#### Extract
++++

LINCOLN COUNTY — With the Federal Emergency Management Agency (FEMA) once again redrawing flood rate insurance maps, cities and counties across the country are scrambling to meet a tight deadline recently imposed by the nationwide government agency, and here on the coast, officials are grappling with the best way to roll out the new regulations among Lincoln County residents.
“They gave us very little time and a solid deadline,” said Jerry Herbage, assistant county counsel for Lincoln County. “The deadline to get this all done is Oct. 18, 2019, have it all implemented. So we’ve been working pretty hard.”
The county, as well as the municipal governments of each city in Lincoln County, will have new FEMA flood insurance rate maps that will take effect Oct. 18. This could affect flood insurance for an estimated 12,000 homeowners along the coast, and for some who aren’t required to have flood insurance now, they could find themselves required to buy a new policy.
According to a draft press release from FEMA, some of the changes that can come with new flood insurance rate maps may mean a mortgage lender can issue a letter to a homeowner without flood insurance in a flood hazard area, telling that homeowner to buy flood insurance within 45 days.
If the homeowner doesn’t abide by the timeline, the mortgage lender can force-place flood insurance on that property, which can be more expensive than a flood insurance policy taken out by the homeowner themselves. Those who already have flood insurance policies can get a lower-cost flood insurance policy from the National Flood Insurance Program, what FEMA calls “grandfathering” a policy.
“The easiest way to take advantage of grandfathering rules is to purchase a policy before the new maps take effect,” the statement from FEMA read.
According to Herbage, one action county officials have to take before the Oct. 18 rollout is impose a Measure 56 notice, which would allow officials to send notices out to homeowners in the county notifying property owners of the new flood rate insurance rules and what happens next.

++++

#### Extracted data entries
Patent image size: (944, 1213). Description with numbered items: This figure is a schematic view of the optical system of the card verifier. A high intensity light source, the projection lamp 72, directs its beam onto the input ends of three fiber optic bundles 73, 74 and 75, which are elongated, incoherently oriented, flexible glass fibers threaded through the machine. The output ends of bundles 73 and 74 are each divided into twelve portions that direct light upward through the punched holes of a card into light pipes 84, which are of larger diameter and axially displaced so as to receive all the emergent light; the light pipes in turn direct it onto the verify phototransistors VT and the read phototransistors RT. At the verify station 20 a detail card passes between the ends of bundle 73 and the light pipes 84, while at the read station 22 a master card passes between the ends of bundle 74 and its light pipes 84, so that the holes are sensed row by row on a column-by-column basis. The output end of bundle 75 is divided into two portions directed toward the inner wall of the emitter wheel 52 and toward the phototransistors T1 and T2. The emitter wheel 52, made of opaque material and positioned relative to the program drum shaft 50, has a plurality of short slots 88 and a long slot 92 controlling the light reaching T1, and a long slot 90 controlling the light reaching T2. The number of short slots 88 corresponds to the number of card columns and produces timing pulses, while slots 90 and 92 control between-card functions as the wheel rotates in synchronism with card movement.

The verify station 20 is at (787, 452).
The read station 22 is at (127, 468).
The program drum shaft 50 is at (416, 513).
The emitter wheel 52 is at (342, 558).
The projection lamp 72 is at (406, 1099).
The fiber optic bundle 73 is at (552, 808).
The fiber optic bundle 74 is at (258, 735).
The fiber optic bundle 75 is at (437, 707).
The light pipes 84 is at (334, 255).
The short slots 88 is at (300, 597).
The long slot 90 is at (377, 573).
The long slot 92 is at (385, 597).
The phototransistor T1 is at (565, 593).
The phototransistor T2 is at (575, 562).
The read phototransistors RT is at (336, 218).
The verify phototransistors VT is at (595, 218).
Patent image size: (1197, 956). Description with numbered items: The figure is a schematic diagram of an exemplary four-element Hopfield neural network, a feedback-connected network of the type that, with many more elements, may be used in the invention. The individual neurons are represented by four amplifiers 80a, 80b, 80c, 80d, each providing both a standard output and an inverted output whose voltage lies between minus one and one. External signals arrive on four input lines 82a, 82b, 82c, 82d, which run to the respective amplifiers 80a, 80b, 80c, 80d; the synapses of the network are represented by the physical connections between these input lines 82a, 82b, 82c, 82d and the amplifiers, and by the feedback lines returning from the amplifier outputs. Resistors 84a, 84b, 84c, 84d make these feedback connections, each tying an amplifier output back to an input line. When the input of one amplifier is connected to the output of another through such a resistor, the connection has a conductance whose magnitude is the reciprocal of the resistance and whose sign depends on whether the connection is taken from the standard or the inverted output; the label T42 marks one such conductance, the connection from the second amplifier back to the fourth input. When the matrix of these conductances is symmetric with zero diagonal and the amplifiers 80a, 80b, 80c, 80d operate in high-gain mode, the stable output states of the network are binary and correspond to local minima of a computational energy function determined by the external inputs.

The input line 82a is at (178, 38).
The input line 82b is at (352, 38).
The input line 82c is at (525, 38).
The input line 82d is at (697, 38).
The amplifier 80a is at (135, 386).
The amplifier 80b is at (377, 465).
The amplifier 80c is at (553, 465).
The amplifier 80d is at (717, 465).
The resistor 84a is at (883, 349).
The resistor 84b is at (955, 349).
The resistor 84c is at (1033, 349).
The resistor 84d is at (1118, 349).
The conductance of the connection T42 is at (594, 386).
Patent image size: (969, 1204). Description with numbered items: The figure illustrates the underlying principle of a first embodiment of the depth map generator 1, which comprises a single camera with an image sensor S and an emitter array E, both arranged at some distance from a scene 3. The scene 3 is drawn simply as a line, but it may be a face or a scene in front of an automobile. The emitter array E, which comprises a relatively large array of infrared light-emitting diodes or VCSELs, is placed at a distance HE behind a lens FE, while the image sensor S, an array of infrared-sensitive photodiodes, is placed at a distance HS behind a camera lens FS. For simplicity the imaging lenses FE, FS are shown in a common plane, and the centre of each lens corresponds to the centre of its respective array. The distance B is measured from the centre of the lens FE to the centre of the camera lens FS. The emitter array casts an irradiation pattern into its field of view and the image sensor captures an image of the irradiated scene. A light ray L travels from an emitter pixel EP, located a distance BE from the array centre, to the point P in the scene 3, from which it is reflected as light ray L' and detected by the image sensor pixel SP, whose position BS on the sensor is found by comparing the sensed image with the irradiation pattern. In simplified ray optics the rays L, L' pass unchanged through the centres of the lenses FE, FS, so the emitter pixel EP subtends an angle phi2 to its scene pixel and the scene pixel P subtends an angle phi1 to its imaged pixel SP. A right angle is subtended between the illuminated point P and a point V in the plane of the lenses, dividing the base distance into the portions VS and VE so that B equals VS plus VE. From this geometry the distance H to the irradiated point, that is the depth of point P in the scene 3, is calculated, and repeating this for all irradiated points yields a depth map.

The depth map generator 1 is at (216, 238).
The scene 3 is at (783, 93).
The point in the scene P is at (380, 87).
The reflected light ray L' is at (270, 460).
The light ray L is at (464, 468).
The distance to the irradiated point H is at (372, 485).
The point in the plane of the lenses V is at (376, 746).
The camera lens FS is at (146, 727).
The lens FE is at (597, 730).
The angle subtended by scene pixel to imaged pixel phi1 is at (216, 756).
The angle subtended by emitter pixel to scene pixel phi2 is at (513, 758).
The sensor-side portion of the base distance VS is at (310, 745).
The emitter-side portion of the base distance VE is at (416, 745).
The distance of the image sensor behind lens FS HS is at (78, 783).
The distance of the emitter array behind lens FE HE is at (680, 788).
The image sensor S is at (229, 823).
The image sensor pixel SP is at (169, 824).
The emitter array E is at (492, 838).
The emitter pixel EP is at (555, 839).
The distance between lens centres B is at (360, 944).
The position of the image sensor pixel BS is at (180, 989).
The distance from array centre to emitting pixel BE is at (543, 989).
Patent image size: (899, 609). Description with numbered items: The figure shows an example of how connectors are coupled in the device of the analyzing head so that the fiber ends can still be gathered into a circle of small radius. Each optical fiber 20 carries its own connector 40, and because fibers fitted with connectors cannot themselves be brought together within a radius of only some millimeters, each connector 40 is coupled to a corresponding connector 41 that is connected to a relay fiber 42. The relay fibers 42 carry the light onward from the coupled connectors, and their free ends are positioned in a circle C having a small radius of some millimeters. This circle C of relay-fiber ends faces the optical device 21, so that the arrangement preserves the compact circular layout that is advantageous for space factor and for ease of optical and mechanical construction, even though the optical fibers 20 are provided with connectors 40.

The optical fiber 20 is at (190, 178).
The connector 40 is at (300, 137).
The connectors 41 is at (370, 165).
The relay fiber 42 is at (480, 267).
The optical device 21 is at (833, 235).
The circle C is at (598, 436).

++++

#### What you will do
(1) In the flood map article, by what date must the new FEMA flood insurance rate maps be fully implemented?
(2) Write the next few paragraphs of the article on Lincoln County's new flood insurance rate maps, picking up after its final sentence.

#### Task-by-task answers
(1) Oct. 18, 2019

(2)
“This is a huge thing because we’re talking about the flood hazard ordinances, and this will involve thousands of notices,” said Herbage. “What it means is that the maps are being redone, and in many instances, there won’t be a change, but in many instances there will or could be. I think we should take the conservative approach in that some property is in an area that could be affected by the maps.”
While some county staffers want to send notices out to every property owner that could see a change in their flood insurance rates, at least one county commissioner wants to determine who will and who will not see a change in flood insurance rates.
“I hope we have a good idea of how many notices are going to go out and how many people are truly going to be significantly impacted,” said County Commission Chair Claire Hall. “Frankly, it’s our office here and Onno’s shop that are going to get inundated with panicked phone calls.”
County officials stressed Lincoln County was not being singled out — rather, the rush to make local jurisdictions comply with new flood rate insurance maps was designed to create a “paperwork nightmare,” as County Planning & Community Development Director Onno Husing said.
“And this creates a certain amount of confusion for the public because they’re getting these notices,” said Husing. “It creates a lot of alarm.”
For those who do get notices about the changing FEMA flood rate insurance maps, Husing said county officials can help.
“What we’ve said in the past and what we’re saying now is ‘Call us, get a hold of us,’” Husing said. “We’ll walk you through the maps. Talk to your insurance agent. Just because you got a notice doesn’t mean there’s really an impact on you.”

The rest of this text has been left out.